Data rows —
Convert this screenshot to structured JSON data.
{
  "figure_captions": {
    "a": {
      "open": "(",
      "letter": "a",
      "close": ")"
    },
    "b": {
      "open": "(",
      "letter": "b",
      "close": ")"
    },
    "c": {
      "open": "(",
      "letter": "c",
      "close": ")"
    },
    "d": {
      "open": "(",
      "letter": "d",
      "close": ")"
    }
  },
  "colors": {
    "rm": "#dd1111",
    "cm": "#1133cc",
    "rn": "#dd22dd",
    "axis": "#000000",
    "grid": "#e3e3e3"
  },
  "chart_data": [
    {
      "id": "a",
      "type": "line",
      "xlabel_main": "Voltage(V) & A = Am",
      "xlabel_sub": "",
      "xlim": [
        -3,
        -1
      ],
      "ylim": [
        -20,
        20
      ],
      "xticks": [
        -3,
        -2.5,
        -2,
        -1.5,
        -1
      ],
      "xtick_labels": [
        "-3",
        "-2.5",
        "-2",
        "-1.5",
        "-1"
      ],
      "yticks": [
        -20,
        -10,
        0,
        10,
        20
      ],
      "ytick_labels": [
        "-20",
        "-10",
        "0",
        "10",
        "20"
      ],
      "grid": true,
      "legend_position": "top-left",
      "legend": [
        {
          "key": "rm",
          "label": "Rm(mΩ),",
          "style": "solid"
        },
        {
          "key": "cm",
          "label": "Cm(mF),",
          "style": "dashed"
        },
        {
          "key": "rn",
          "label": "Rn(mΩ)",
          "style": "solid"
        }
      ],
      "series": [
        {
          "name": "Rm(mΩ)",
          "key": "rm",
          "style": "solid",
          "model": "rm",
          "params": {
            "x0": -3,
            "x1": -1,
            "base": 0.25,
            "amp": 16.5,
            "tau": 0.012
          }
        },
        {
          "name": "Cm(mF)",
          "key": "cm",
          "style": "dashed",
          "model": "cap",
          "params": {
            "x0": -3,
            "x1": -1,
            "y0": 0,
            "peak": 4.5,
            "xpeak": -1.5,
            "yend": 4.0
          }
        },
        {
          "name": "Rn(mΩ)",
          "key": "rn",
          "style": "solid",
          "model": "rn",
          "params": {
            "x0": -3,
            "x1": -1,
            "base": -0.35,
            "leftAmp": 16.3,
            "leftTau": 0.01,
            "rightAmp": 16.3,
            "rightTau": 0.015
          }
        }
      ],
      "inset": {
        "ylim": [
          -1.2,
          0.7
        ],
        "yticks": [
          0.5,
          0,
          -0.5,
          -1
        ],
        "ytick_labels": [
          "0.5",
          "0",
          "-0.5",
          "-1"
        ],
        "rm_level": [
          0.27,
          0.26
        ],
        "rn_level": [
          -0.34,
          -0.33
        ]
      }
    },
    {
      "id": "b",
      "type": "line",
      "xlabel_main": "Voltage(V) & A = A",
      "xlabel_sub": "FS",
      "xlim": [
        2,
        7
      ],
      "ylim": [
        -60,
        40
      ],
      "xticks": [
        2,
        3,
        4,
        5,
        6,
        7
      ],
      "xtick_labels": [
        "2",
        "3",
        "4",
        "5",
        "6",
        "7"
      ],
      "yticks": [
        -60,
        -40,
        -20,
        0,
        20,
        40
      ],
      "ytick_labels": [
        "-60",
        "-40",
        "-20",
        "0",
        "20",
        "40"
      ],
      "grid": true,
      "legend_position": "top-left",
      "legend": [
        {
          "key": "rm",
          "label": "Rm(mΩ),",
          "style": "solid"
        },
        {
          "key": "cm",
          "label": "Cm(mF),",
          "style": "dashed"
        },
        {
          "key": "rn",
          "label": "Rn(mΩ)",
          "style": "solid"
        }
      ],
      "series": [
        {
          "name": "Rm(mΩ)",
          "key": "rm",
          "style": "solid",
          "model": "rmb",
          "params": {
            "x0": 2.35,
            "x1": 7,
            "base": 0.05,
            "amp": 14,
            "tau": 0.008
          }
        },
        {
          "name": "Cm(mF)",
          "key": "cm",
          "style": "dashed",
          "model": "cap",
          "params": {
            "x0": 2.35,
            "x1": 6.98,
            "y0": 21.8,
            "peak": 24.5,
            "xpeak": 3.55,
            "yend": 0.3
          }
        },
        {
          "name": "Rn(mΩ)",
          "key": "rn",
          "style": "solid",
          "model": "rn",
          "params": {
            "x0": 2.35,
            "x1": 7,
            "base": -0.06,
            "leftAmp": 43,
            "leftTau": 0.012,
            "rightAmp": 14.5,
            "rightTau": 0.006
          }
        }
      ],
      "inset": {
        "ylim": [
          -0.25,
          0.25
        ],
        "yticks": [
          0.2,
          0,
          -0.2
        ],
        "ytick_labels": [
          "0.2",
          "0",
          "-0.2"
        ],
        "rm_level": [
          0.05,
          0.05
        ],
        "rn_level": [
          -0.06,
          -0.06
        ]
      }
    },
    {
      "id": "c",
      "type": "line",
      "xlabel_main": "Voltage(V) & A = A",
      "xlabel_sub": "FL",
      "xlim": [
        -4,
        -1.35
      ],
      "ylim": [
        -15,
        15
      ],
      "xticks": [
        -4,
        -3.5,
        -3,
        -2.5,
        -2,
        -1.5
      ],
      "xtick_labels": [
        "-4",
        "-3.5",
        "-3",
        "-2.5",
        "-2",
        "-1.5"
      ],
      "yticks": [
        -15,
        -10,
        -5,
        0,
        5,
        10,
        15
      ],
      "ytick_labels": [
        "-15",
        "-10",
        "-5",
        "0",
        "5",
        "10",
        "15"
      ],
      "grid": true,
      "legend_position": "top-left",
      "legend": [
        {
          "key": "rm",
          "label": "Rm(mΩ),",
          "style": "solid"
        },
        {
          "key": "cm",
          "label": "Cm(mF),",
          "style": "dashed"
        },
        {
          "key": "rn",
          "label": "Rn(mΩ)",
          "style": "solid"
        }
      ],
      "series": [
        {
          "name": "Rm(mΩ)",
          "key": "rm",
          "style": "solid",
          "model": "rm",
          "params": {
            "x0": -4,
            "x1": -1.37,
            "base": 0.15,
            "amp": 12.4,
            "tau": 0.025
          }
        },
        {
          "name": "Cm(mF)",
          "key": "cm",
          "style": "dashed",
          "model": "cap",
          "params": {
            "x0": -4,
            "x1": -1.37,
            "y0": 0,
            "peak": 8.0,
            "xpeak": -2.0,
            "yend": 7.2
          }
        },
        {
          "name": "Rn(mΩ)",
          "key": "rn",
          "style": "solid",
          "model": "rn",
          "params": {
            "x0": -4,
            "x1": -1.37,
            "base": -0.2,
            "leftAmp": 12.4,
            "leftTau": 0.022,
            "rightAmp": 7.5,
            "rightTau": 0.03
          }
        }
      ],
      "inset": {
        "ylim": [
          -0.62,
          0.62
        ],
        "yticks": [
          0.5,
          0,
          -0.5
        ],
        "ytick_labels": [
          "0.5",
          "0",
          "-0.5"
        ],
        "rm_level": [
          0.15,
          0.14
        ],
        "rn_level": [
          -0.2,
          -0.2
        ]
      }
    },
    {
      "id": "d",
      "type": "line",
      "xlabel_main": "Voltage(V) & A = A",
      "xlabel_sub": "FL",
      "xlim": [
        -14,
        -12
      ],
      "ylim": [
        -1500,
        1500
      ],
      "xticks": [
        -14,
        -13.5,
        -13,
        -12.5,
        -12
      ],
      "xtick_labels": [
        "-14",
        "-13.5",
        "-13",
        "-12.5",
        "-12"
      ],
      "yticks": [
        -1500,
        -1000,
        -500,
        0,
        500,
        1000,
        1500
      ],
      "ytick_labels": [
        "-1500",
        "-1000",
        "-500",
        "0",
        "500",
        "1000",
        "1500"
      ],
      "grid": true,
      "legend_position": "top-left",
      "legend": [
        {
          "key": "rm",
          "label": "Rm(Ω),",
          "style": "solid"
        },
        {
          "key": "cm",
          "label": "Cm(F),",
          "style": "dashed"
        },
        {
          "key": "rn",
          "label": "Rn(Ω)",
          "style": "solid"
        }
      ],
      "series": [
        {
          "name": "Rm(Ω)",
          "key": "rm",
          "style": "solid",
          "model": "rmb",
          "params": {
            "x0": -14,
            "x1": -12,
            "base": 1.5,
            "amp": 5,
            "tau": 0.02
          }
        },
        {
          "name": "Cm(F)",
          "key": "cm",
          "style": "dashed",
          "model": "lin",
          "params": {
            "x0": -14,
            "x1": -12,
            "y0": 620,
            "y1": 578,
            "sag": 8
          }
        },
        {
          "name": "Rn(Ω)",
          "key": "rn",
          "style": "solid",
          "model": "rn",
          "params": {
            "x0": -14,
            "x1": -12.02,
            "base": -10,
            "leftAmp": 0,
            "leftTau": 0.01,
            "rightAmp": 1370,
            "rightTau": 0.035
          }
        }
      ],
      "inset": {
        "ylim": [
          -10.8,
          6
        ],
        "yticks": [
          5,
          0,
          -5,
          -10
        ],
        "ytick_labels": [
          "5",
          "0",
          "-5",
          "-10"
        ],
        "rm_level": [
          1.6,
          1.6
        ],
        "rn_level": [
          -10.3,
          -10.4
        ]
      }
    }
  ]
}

Your instructions — From the entries, report each line that includes the word "rightAmp".

Result of the task —
            "rightAmp": 16.3,
            "rightAmp": 14.5,
            "rightAmp": 7.5,
            "rightAmp": 1370,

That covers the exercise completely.